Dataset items
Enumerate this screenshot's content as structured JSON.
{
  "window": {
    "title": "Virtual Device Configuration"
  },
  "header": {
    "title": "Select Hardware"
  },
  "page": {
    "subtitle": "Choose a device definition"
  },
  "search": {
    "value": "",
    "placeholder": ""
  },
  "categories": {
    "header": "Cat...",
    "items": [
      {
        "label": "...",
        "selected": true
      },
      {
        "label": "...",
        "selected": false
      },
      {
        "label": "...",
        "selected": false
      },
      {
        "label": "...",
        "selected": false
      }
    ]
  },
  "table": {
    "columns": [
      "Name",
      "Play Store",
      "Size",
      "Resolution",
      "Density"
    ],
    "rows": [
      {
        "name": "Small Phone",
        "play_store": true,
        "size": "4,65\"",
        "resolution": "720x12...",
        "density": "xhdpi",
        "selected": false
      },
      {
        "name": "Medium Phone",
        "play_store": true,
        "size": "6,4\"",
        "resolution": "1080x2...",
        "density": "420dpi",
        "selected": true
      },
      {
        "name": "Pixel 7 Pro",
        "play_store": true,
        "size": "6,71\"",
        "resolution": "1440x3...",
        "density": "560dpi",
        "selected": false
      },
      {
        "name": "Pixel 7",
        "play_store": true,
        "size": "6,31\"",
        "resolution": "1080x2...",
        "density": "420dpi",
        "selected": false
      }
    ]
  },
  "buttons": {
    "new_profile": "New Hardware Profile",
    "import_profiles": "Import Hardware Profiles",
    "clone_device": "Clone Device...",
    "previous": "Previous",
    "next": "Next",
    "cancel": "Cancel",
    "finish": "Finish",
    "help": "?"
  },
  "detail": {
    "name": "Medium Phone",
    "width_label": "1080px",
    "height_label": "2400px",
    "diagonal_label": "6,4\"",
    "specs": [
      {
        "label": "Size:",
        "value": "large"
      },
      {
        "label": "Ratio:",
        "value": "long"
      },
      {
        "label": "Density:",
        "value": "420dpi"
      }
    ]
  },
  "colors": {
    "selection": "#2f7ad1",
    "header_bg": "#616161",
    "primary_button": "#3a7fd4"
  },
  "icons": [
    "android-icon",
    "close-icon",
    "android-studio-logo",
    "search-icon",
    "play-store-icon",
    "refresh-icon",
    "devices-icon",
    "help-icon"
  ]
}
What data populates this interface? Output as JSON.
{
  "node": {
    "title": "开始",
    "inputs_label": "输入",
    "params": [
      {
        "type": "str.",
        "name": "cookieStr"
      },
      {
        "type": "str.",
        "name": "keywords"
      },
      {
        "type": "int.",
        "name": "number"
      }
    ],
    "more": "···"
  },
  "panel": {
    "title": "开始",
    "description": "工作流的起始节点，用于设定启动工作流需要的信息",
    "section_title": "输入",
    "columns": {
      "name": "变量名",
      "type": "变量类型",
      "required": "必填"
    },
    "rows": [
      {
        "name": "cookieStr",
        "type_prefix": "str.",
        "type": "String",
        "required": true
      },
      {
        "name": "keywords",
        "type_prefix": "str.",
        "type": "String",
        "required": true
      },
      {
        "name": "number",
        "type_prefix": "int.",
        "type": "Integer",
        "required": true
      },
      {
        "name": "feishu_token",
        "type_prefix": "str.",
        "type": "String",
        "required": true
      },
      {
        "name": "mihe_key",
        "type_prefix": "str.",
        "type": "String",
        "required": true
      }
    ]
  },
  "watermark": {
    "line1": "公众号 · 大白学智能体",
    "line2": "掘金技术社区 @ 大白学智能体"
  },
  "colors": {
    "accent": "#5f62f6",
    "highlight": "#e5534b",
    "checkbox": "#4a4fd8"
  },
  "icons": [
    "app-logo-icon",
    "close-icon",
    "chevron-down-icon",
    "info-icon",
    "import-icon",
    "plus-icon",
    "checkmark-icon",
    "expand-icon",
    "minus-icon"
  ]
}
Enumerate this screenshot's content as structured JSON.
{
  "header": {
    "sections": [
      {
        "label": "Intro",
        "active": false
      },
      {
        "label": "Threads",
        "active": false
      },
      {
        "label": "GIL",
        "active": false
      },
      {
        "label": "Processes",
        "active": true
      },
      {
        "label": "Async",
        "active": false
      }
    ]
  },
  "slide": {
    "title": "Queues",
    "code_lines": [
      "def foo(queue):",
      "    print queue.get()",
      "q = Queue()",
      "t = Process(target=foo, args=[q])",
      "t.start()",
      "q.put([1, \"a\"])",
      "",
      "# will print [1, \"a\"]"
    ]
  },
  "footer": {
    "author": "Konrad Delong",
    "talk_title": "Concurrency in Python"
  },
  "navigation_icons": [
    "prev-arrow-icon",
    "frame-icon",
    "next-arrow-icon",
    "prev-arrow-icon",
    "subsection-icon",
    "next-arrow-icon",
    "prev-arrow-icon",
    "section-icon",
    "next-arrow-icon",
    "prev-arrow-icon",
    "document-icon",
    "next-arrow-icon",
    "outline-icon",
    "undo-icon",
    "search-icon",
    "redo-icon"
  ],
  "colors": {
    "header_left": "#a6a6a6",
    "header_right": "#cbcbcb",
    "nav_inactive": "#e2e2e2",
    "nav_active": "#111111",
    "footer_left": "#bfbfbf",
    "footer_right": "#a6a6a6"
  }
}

▶ [Task to complete] Your task is to reproduce the whole listing exactly.

▶ [Correct output]
Enumerate this screenshot's content as structured JSON.
{
  "window": {
    "title": "Virtual Device Configuration"
  },
  "header": {
    "title": "Select Hardware"
  },
  "page": {
    "subtitle": "Choose a device definition"
  },
  "search": {
    "value": "",
    "placeholder": ""
  },
  "categories": {
    "header": "Cat...",
    "items": [
      {
        "label": "...",
        "selected": true
      },
      {
        "label": "...",
        "selected": false
      },
      {
        "label": "...",
        "selected": false
      },
      {
        "label": "...",
        "selected": false
      }
    ]
  },
  "table": {
    "columns": [
      "Name",
      "Play Store",
      "Size",
      "Resolution",
      "Density"
    ],
    "rows": [
      {
        "name": "Small Phone",
        "play_store": true,
        "size": "4,65\"",
        "resolution": "720x12...",
        "density": "xhdpi",
        "selected": false
      },
      {
        "name": "Medium Phone",
        "play_store": true,
        "size": "6,4\"",
        "resolution": "1080x2...",
        "density": "420dpi",
        "selected": true
      },
      {
        "name": "Pixel 7 Pro",
        "play_store": true,
        "size": "6,71\"",
        "resolution": "1440x3...",
        "density": "560dpi",
        "selected": false
      },
      {
        "name": "Pixel 7",
        "play_store": true,
        "size": "6,31\"",
        "resolution": "1080x2...",
        "density": "420dpi",
        "selected": false
      }
    ]
  },
  "buttons": {
    "new_profile": "New Hardware Profile",
    "import_profiles": "Import Hardware Profiles",
    "clone_device": "Clone Device...",
    "previous": "Previous",
    "next": "Next",
    "cancel": "Cancel",
    "finish": "Finish",
    "help": "?"
  },
  "detail": {
    "name": "Medium Phone",
    "width_label": "1080px",
    "height_label": "2400px",
    "diagonal_label": "6,4\"",
    "specs": [
      {
        "label": "Size:",
        "value": "large"
      },
      {
        "label": "Ratio:",
        "value": "long"
      },
      {
        "label": "Density:",
        "value": "420dpi"
      }
    ]
  },
  "colors": {
    "selection": "#2f7ad1",
    "header_bg": "#616161",
    "primary_button": "#3a7fd4"
  },
  "icons": [
    "android-icon",
    "close-icon",
    "android-studio-logo",
    "search-icon",
    "play-store-icon",
    "refresh-icon",
    "devices-icon",
    "help-icon"
  ]
}
What data populates this interface? Output as JSON.
{
  "node": {
    "title": "开始",
    "inputs_label": "输入",
    "params": [
      {
        "type": "str.",
        "name": "cookieStr"
      },
      {
        "type": "str.",
        "name": "keywords"
      },
      {
        "type": "int.",
        "name": "number"
      }
    ],
    "more": "···"
  },
  "panel": {
    "title": "开始",
    "description": "工作流的起始节点，用于设定启动工作流需要的信息",
    "section_title": "输入",
    "columns": {
      "name": "变量名",
      "type": "变量类型",
      "required": "必填"
    },
    "rows": [
      {
        "name": "cookieStr",
        "type_prefix": "str.",
        "type": "String",
        "required": true
      },
      {
        "name": "keywords",
        "type_prefix": "str.",
        "type": "String",
        "required": true
      },
      {
        "name": "number",
        "type_prefix": "int.",
        "type": "Integer",
        "required": true
      },
      {
        "name": "feishu_token",
        "type_prefix": "str.",
        "type": "String",
        "required": true
      },
      {
        "name": "mihe_key",
        "type_prefix": "str.",
        "type": "String",
        "required": true
      }
    ]
  },
  "watermark": {
    "line1": "公众号 · 大白学智能体",
    "line2": "掘金技术社区 @ 大白学智能体"
  },
  "colors": {
    "accent": "#5f62f6",
    "highlight": "#e5534b",
    "checkbox": "#4a4fd8"
  },
  "icons": [
    "app-logo-icon",
    "close-icon",
    "chevron-down-icon",
    "info-icon",
    "import-icon",
    "plus-icon",
    "checkmark-icon",
    "expand-icon",
    "minus-icon"
  ]
}
Enumerate this screenshot's content as structured JSON.
{
  "header": {
    "sections": [
      {
        "label": "Intro",
        "active": false
      },
      {
        "label": "Threads",
        "active": false
      },
      {
        "label": "GIL",
        "active": false
      },
      {
        "label": "Processes",
        "active": true
      },
      {
        "label": "Async",
        "active": false
      }
    ]
  },
  "slide": {
    "title": "Queues",
    "code_lines": [
      "def foo(queue):",
      "    print queue.get()",
      "q = Queue()",
      "t = Process(target=foo, args=[q])",
      "t.start()",
      "q.put([1, \"a\"])",
      "",
      "# will print [1, \"a\"]"
    ]
  },
  "footer": {
    "author": "Konrad Delong",
    "talk_title": "Concurrency in Python"
  },
  "navigation_icons": [
    "prev-arrow-icon",
    "frame-icon",
    "next-arrow-icon",
    "prev-arrow-icon",
    "subsection-icon",
    "next-arrow-icon",
    "prev-arrow-icon",
    "section-icon",
    "next-arrow-icon",
    "prev-arrow-icon",
    "document-icon",
    "next-arrow-icon",
    "outline-icon",
    "undo-icon",
    "search-icon",
    "redo-icon"
  ],
  "colors": {
    "header_left": "#a6a6a6",
    "header_right": "#cbcbcb",
    "nav_inactive": "#e2e2e2",
    "nav_active": "#111111",
    "footer_left": "#bfbfbf",
    "footer_right": "#a6a6a6"
  }
}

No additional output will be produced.